• GIVEN EXERCISE A: Copy every row that follows the passage, without changing anything.

• SUPPLIED PASSAGE:
────────────────
The layout of a page or graphic image depends upon combining “structured graphics” according to a pre-established graphic design. The structured graphics are contiguous regions of color, usually represented in a plurality of separation images, in turn representing a succession of graphic objects imaged on the printing medium (e.g., the “paper”). The objects so imaged are shapes which can be: isolated from each other, abut one another at one or more points, partially overlap one another, or completely overlap one another. The resulting printed page or graphic image is therefore made up of a patchwork of shapes representing the graphic objects, some of which are “clipped” (or hidden) by objects imaged later in the succession.
The result of abutting or overlapping shapes is a boundary between adjacent regions of color which, under ideal printing conditions, should have zero width. That is, the one color should stop exactly where the other begins with no new colors introduced along the boundary by the printing process itself. The “colors” which fill the shapes can be solid colors, tints, degrades, contone images, or “no fill” (i.e., the paper with no ink applied). In general, the “colors” represented in these adjacent regions are printed using more than one colorant. In practice therefore, the realization of a zero width boundary between regions of different color is impossible as a result of small but visible misregistration problems from one printed separation to another. The error is manifested as a “light leak” or as a visible boundary region of an undesired color.
────────────────
• MATERIAL:
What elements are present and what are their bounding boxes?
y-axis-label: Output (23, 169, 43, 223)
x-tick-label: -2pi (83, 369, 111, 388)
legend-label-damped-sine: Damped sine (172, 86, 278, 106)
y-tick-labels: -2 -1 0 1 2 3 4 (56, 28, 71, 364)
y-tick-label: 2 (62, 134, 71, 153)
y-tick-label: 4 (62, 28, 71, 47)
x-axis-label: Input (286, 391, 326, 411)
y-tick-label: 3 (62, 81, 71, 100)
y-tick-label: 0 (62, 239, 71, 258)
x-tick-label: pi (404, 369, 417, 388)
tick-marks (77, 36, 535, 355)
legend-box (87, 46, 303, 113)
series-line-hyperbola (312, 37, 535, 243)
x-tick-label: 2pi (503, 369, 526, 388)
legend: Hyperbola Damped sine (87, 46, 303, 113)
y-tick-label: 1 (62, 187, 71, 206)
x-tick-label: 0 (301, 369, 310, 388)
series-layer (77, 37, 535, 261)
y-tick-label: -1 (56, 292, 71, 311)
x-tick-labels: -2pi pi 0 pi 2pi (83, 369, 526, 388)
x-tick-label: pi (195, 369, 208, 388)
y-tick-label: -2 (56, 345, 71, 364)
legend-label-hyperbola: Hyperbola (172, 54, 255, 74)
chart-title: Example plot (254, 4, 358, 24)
────────────────
• GIVEN EXERCISE B:
Answer these from the passage on color boundaries in printed graphics:
(i) What can some of the shapes be "clipped" (or hidden) by?
(ii) What five kinds of "colors" can fill the shapes?
(iii) How is the error caused by misregistration manifested?

• FULL SOLUTION A:
What elements are present and what are their bounding boxes?
y-axis-label: Output (23, 169, 43, 223)
x-tick-label: -2pi (83, 369, 111, 388)
legend-label-damped-sine: Damped sine (172, 86, 278, 106)
y-tick-labels: -2 -1 0 1 2 3 4 (56, 28, 71, 364)
y-tick-label: 2 (62, 134, 71, 153)
y-tick-label: 4 (62, 28, 71, 47)
x-axis-label: Input (286, 391, 326, 411)
y-tick-label: 3 (62, 81, 71, 100)
y-tick-label: 0 (62, 239, 71, 258)
x-tick-label: pi (404, 369, 417, 388)
tick-marks (77, 36, 535, 355)
legend-box (87, 46, 303, 113)
series-line-hyperbola (312, 37, 535, 243)
x-tick-label: 2pi (503, 369, 526, 388)
legend: Hyperbola Damped sine (87, 46, 303, 113)
y-tick-label: 1 (62, 187, 71, 206)
x-tick-label: 0 (301, 369, 310, 388)
series-layer (77, 37, 535, 261)
y-tick-label: -1 (56, 292, 71, 311)
x-tick-labels: -2pi pi 0 pi 2pi (83, 369, 526, 388)
x-tick-label: pi (195, 369, 208, 388)
y-tick-label: -2 (56, 345, 71, 364)
legend-label-hyperbola: Hyperbola (172, 54, 255, 74)
chart-title: Example plot (254, 4, 358, 24)

• FULL SOLUTION B:
(i) By objects imaged later in the succession.
(ii) Solid colors, tints, degrades, contone images, or "no fill" (the paper with no ink applied).
(iii) As a "light leak" or as a visible boundary region of an undesired color.